BRIEF: Pictures are not part of the copy; repeat everything else in the records exactly.

DATASET ROWS:
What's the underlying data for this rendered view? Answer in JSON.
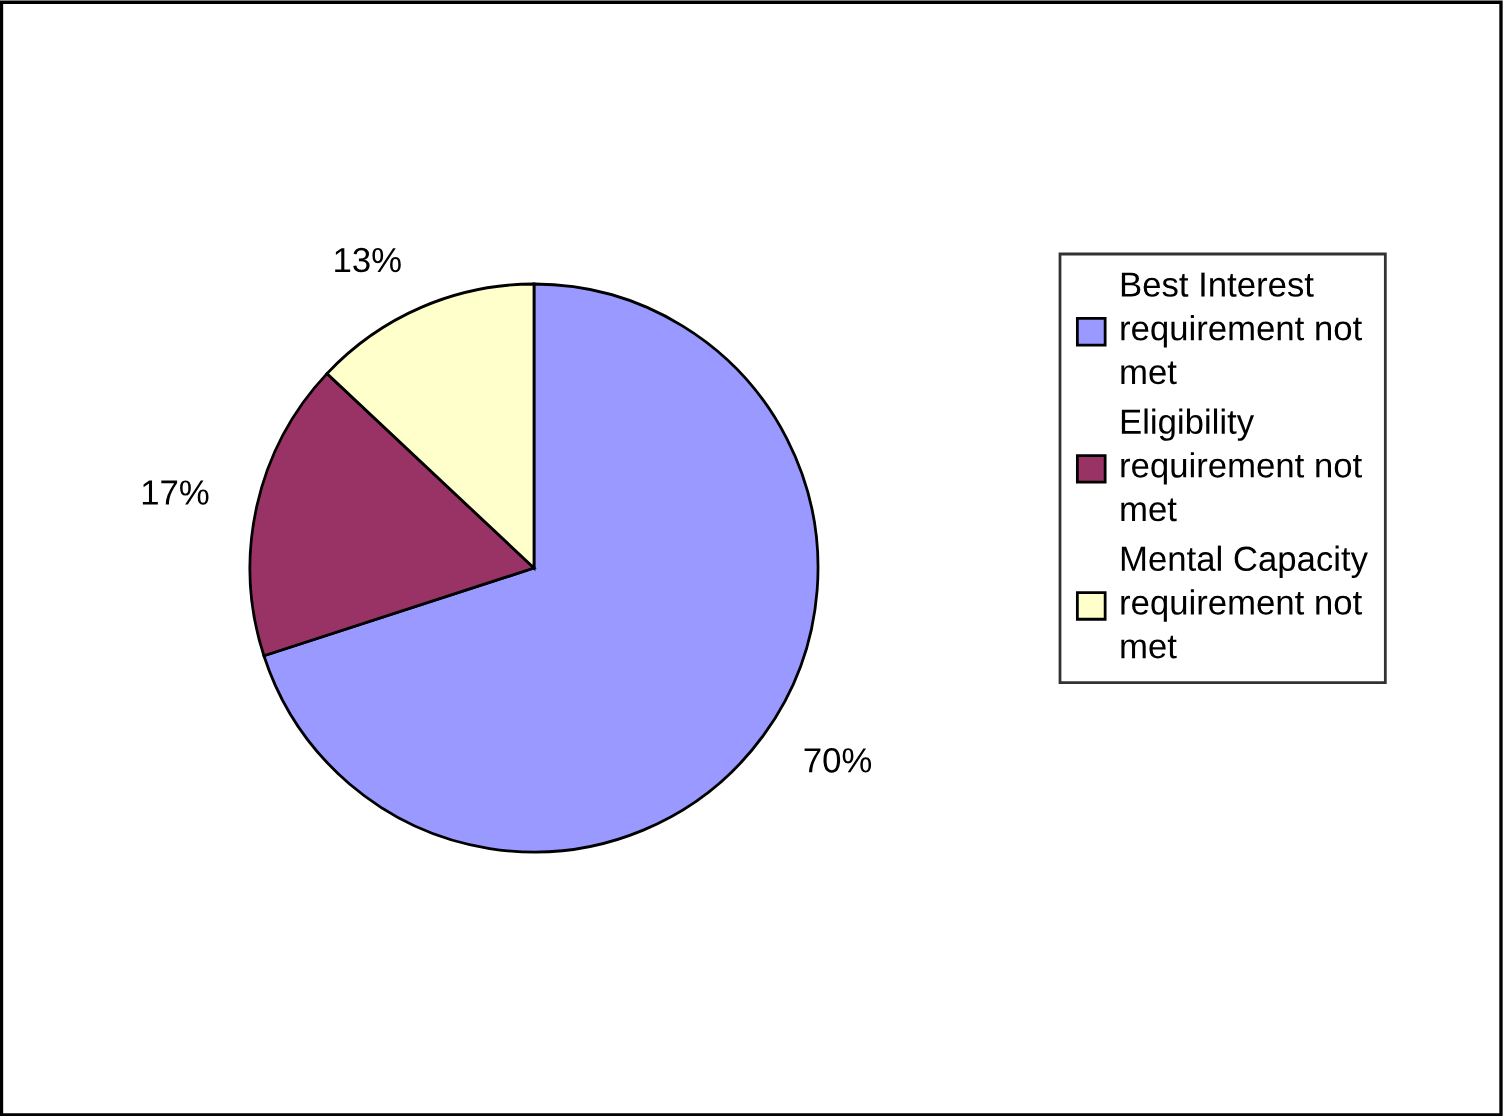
{
  "chart_data": {
    "type": "pie",
    "categories": [
      "Best Interest requirement not met",
      "Eligibility requirement not met",
      "Mental Capacity requirement not met"
    ],
    "values": [
      70,
      17,
      13
    ],
    "colors": [
      "#9999ff",
      "#993366",
      "#ffffcc"
    ],
    "value_labels": [
      "70%",
      "17%",
      "13%"
    ],
    "legend": "right"
  }
}
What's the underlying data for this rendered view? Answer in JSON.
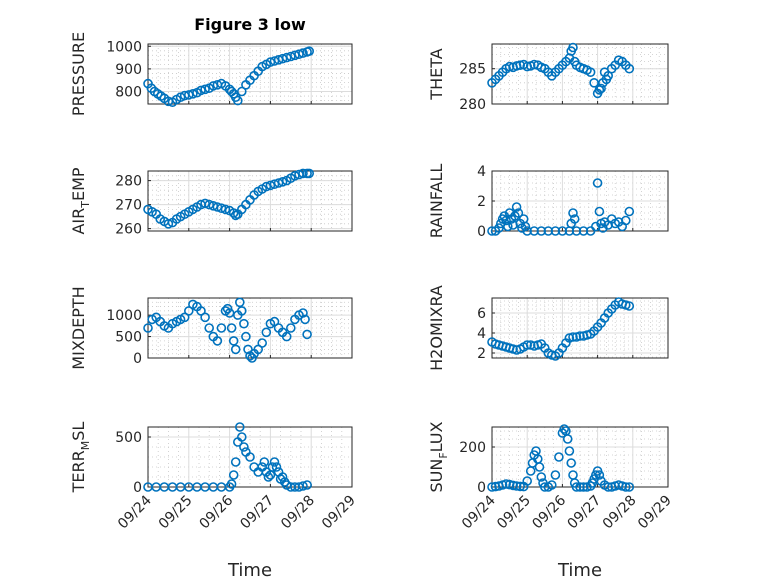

COMPLETE OUTPUT:
What's the underlying data for this rendered view? Answer in JSON.
{
  "chart_data": {
    "type": "pie",
    "categories": [
      "Best Interest requirement not met",
      "Eligibility requirement not met",
      "Mental Capacity requirement not met"
    ],
    "values": [
      70,
      17,
      13
    ],
    "colors": [
      "#9999ff",
      "#993366",
      "#ffffcc"
    ],
    "value_labels": [
      "70%",
      "17%",
      "13%"
    ],
    "legend": "right"
  }
}
What's the underlying data for this rendered view? Answer in JSON.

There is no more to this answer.